▸ **Prompt**
Pull every line holding the string "center" from the records below.

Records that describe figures
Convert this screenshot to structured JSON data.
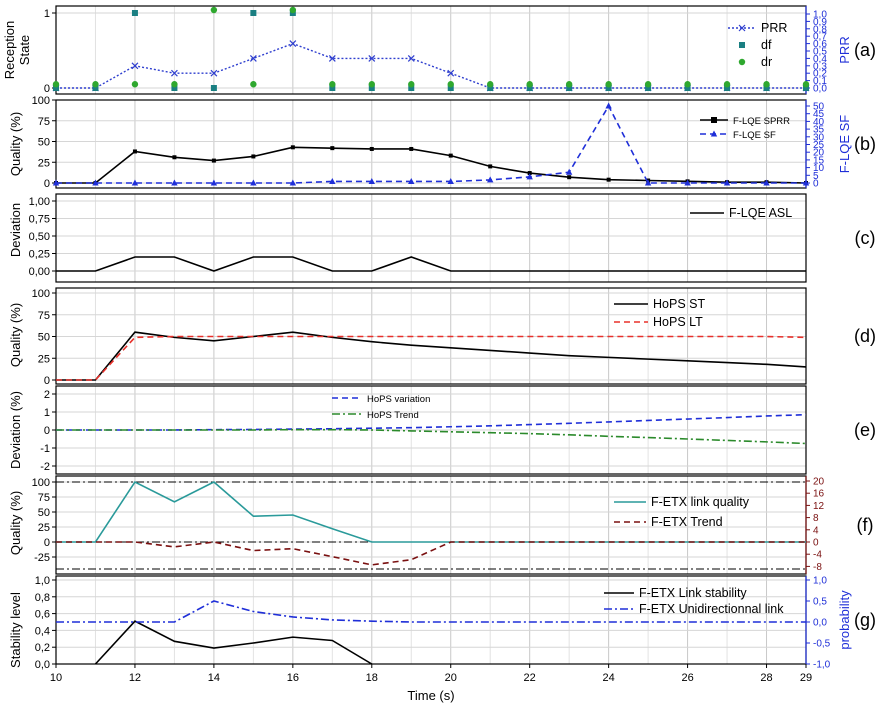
{
  "figure": {
    "xlabel": "Time (s)",
    "x_ticks": [
      10,
      12,
      14,
      16,
      18,
      20,
      22,
      24,
      26,
      28,
      29
    ]
  },
  "chart_data": [
    {
      "id": "a",
      "panel_label": "(a)",
      "type": "line",
      "ylabel": "Reception State",
      "ylabel_lines": [
        "Reception",
        "State"
      ],
      "ylim": [
        0,
        1
      ],
      "y_ticks": [
        "0",
        "1"
      ],
      "y_tick_values": [
        0,
        1
      ],
      "y2label": "PRR",
      "y2lim": [
        0,
        1
      ],
      "y2_ticks": [
        "0,0",
        "0,1",
        "0,2",
        "0,3",
        "0,4",
        "0,5",
        "0,6",
        "0,7",
        "0,8",
        "0,9",
        "1,0"
      ],
      "legend_position": "top-right",
      "series": [
        {
          "name": "PRR",
          "axis": "right",
          "style": "dotted",
          "marker": "x",
          "color": "#2f3fcf",
          "x": [
            10,
            11,
            12,
            13,
            14,
            15,
            16,
            17,
            18,
            19,
            20,
            21,
            22,
            23,
            24,
            25,
            26,
            27,
            28,
            29
          ],
          "values": [
            0.0,
            0.0,
            0.3,
            0.2,
            0.2,
            0.4,
            0.6,
            0.4,
            0.4,
            0.4,
            0.2,
            0.0,
            0.0,
            0.0,
            0.0,
            0.0,
            0.0,
            0.0,
            0.0,
            0.0
          ]
        },
        {
          "name": "df",
          "axis": "left",
          "style": "markers",
          "marker": "square",
          "color": "#1a7f82",
          "x": [
            10,
            11,
            12,
            13,
            14,
            15,
            16,
            17,
            18,
            19,
            20,
            21,
            22,
            23,
            24,
            25,
            26,
            27,
            28,
            29
          ],
          "values": [
            0,
            0,
            1,
            0,
            0,
            1,
            1,
            0,
            0,
            0,
            0,
            0,
            0,
            0,
            0,
            0,
            0,
            0,
            0,
            0
          ]
        },
        {
          "name": "dr",
          "axis": "left",
          "style": "markers",
          "marker": "circle",
          "color": "#2fa82f",
          "x": [
            10,
            11,
            12,
            13,
            14,
            15,
            16,
            17,
            18,
            19,
            20,
            21,
            22,
            23,
            24,
            25,
            26,
            27,
            28,
            29
          ],
          "values": [
            0.05,
            0.05,
            0.05,
            0.05,
            1.04,
            0.05,
            1.04,
            0.05,
            0.05,
            0.05,
            0.05,
            0.05,
            0.05,
            0.05,
            0.05,
            0.05,
            0.05,
            0.05,
            0.05,
            0.05
          ]
        }
      ]
    },
    {
      "id": "b",
      "panel_label": "(b)",
      "type": "line",
      "ylabel": "Quality (%)",
      "ylim": [
        0,
        100
      ],
      "y_ticks": [
        "0",
        "25",
        "50",
        "75",
        "100"
      ],
      "y_tick_values": [
        0,
        25,
        50,
        75,
        100
      ],
      "y2label": "F-LQE  SF",
      "y2lim": [
        -5,
        55
      ],
      "y2_ticks": [
        "0",
        "5",
        "10",
        "15",
        "20",
        "25",
        "30",
        "35",
        "40",
        "45",
        "50"
      ],
      "y2_tick_values": [
        0,
        5,
        10,
        15,
        20,
        25,
        30,
        35,
        40,
        45,
        50
      ],
      "legend_position": "top-right",
      "series": [
        {
          "name": "F-LQE SPRR",
          "axis": "left",
          "style": "solid",
          "marker": "square",
          "color": "#000000",
          "x": [
            10,
            11,
            12,
            13,
            14,
            15,
            16,
            17,
            18,
            19,
            20,
            21,
            22,
            23,
            24,
            25,
            26,
            27,
            28,
            29
          ],
          "values": [
            0,
            0,
            38,
            31,
            27,
            32,
            43,
            42,
            41,
            41,
            33,
            20,
            12,
            7,
            4,
            3,
            2,
            1,
            1,
            0
          ]
        },
        {
          "name": "F-LQE  SF",
          "axis": "right",
          "style": "dashed",
          "marker": "triangle",
          "color": "#1f2fd8",
          "x": [
            10,
            11,
            12,
            13,
            14,
            15,
            16,
            17,
            18,
            19,
            20,
            21,
            22,
            23,
            24,
            25,
            26,
            27,
            28,
            29
          ],
          "values": [
            0,
            0,
            0,
            0,
            0,
            0,
            0,
            1,
            1,
            1,
            1,
            2,
            4,
            7,
            50,
            0,
            0,
            0,
            0,
            0
          ]
        }
      ]
    },
    {
      "id": "c",
      "panel_label": "(c)",
      "type": "line",
      "ylabel": "Deviation",
      "ylim": [
        0,
        1
      ],
      "y_ticks": [
        "0,00",
        "0,25",
        "0,50",
        "0,75",
        "1,00"
      ],
      "y_tick_values": [
        0,
        0.25,
        0.5,
        0.75,
        1.0
      ],
      "legend_position": "top-right",
      "series": [
        {
          "name": "F-LQE  ASL",
          "axis": "left",
          "style": "solid",
          "color": "#000000",
          "x": [
            10,
            11,
            12,
            13,
            14,
            15,
            16,
            17,
            18,
            19,
            20,
            21,
            22,
            23,
            24,
            25,
            26,
            27,
            28,
            29
          ],
          "values": [
            0,
            0,
            0.2,
            0.2,
            0,
            0.2,
            0.2,
            0,
            0,
            0.2,
            0,
            0,
            0,
            0,
            0,
            0,
            0,
            0,
            0,
            0
          ]
        }
      ]
    },
    {
      "id": "d",
      "panel_label": "(d)",
      "type": "line",
      "ylabel": "Quality (%)",
      "ylim": [
        0,
        100
      ],
      "y_ticks": [
        "0",
        "25",
        "50",
        "75",
        "100"
      ],
      "y_tick_values": [
        0,
        25,
        50,
        75,
        100
      ],
      "legend_position": "top-right",
      "series": [
        {
          "name": "HoPS ST",
          "axis": "left",
          "style": "solid",
          "color": "#000000",
          "x": [
            10,
            11,
            12,
            13,
            14,
            15,
            16,
            17,
            18,
            19,
            20,
            21,
            22,
            23,
            24,
            25,
            26,
            27,
            28,
            29
          ],
          "values": [
            0,
            0,
            55,
            49,
            45,
            50,
            55,
            49,
            44,
            40,
            37,
            34,
            31,
            28,
            26,
            24,
            22,
            20,
            18,
            15
          ]
        },
        {
          "name": "HoPS LT",
          "axis": "left",
          "style": "dashed",
          "color": "#e8302a",
          "x": [
            10,
            11,
            12,
            13,
            14,
            15,
            16,
            17,
            18,
            19,
            20,
            21,
            22,
            23,
            24,
            25,
            26,
            27,
            28,
            29
          ],
          "values": [
            0,
            0,
            49,
            50,
            50,
            50,
            50,
            50,
            50,
            50,
            50,
            50,
            50,
            50,
            50,
            50,
            50,
            50,
            50,
            49
          ]
        }
      ]
    },
    {
      "id": "e",
      "panel_label": "(e)",
      "type": "line",
      "ylabel": "Deviation (%)",
      "ylim": [
        -2.5,
        2.5
      ],
      "y_ticks": [
        "-2",
        "-1",
        "0",
        "1",
        "2"
      ],
      "y_tick_values": [
        -2,
        -1,
        0,
        1,
        2
      ],
      "legend_position": "top-center",
      "series": [
        {
          "name": "HoPS variation",
          "axis": "left",
          "style": "dashed",
          "color": "#1f2fd8",
          "x": [
            10,
            11,
            12,
            13,
            14,
            15,
            16,
            17,
            18,
            19,
            20,
            21,
            22,
            23,
            24,
            25,
            26,
            27,
            28,
            29
          ],
          "values": [
            0,
            0,
            0,
            0,
            0.02,
            0.03,
            0.05,
            0.07,
            0.1,
            0.13,
            0.18,
            0.23,
            0.3,
            0.37,
            0.45,
            0.53,
            0.61,
            0.69,
            0.78,
            0.85
          ]
        },
        {
          "name": "HoPS Trend",
          "axis": "left",
          "style": "dashdot",
          "color": "#2b8a2b",
          "x": [
            10,
            11,
            12,
            13,
            14,
            15,
            16,
            17,
            18,
            19,
            20,
            21,
            22,
            23,
            24,
            25,
            26,
            27,
            28,
            29
          ],
          "values": [
            0,
            0,
            0,
            0,
            0,
            0,
            0.02,
            0.02,
            0,
            -0.05,
            -0.1,
            -0.15,
            -0.2,
            -0.27,
            -0.35,
            -0.42,
            -0.5,
            -0.58,
            -0.66,
            -0.75
          ]
        }
      ]
    },
    {
      "id": "f",
      "panel_label": "(f)",
      "type": "line",
      "ylabel": "Quality (%)",
      "ylim": [
        -45,
        105
      ],
      "y_ticks": [
        "-25",
        "0",
        "25",
        "50",
        "75",
        "100"
      ],
      "y_tick_values": [
        -25,
        0,
        25,
        50,
        75,
        100
      ],
      "y2lim": [
        -8,
        20
      ],
      "y2_ticks": [
        "-8",
        "-4",
        "0",
        "4",
        "8",
        "12",
        "16",
        "20"
      ],
      "y2_tick_values": [
        -8,
        -4,
        0,
        4,
        8,
        12,
        16,
        20
      ],
      "legend_position": "center-right",
      "series": [
        {
          "name": "F-ETX link quality",
          "axis": "left",
          "style": "solid",
          "color": "#2a9a9a",
          "x": [
            10,
            11,
            12,
            13,
            14,
            15,
            16,
            17,
            18,
            19,
            20,
            21,
            22,
            23,
            24,
            25,
            26,
            27,
            28,
            29
          ],
          "values": [
            0,
            0,
            100,
            67,
            100,
            43,
            45,
            22,
            0,
            0,
            0,
            0,
            0,
            0,
            0,
            0,
            0,
            0,
            0,
            0
          ]
        },
        {
          "name": "F-ETX Trend",
          "axis": "right",
          "style": "dashed",
          "color": "#7a1010",
          "x": [
            10,
            11,
            12,
            13,
            14,
            15,
            16,
            17,
            18,
            19,
            20,
            21,
            22,
            23,
            24,
            25,
            26,
            27,
            28,
            29
          ],
          "values": [
            0,
            0,
            0,
            -1.6,
            0,
            -2.8,
            -2.2,
            -4.8,
            -7.5,
            -5.8,
            0,
            0,
            0,
            0,
            0,
            0,
            0,
            0,
            0,
            0
          ]
        }
      ]
    },
    {
      "id": "g",
      "panel_label": "(g)",
      "type": "line",
      "ylabel": "Stability level",
      "ylim": [
        0,
        1.1
      ],
      "y_ticks": [
        "0,0",
        "0,2",
        "0,4",
        "0,6",
        "0,8",
        "1,0"
      ],
      "y_tick_values": [
        0,
        0.2,
        0.4,
        0.6,
        0.8,
        1.0
      ],
      "y2label": "probability",
      "y2lim": [
        -1,
        1
      ],
      "y2_ticks": [
        "-1,0",
        "-0,5",
        "0,0",
        "0,5",
        "1,0"
      ],
      "y2_tick_values": [
        -1,
        -0.5,
        0,
        0.5,
        1.0
      ],
      "legend_position": "top-right",
      "series": [
        {
          "name": "F-ETX Link stability",
          "axis": "left",
          "style": "solid",
          "color": "#000000",
          "x": [
            11,
            12,
            13,
            14,
            15,
            16,
            17,
            18
          ],
          "values": [
            0,
            0.51,
            0.27,
            0.19,
            0.25,
            0.32,
            0.28,
            0
          ]
        },
        {
          "name": "F-ETX Unidirectionnal link",
          "axis": "right",
          "style": "dashdot",
          "color": "#1f2fd8",
          "x": [
            10,
            11,
            12,
            13,
            14,
            15,
            16,
            17,
            18,
            19,
            20,
            21,
            22,
            23,
            24,
            25,
            26,
            27,
            28,
            29
          ],
          "values": [
            0,
            0,
            0,
            0,
            0.5,
            0.25,
            0.12,
            0.05,
            0.02,
            0,
            0,
            0,
            0,
            0,
            0,
            0,
            0,
            0,
            0,
            0
          ]
        }
      ]
    }
  ]
}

▸ **Answer to this task**
      "legend_position": "top-center",
      "legend_position": "center-right",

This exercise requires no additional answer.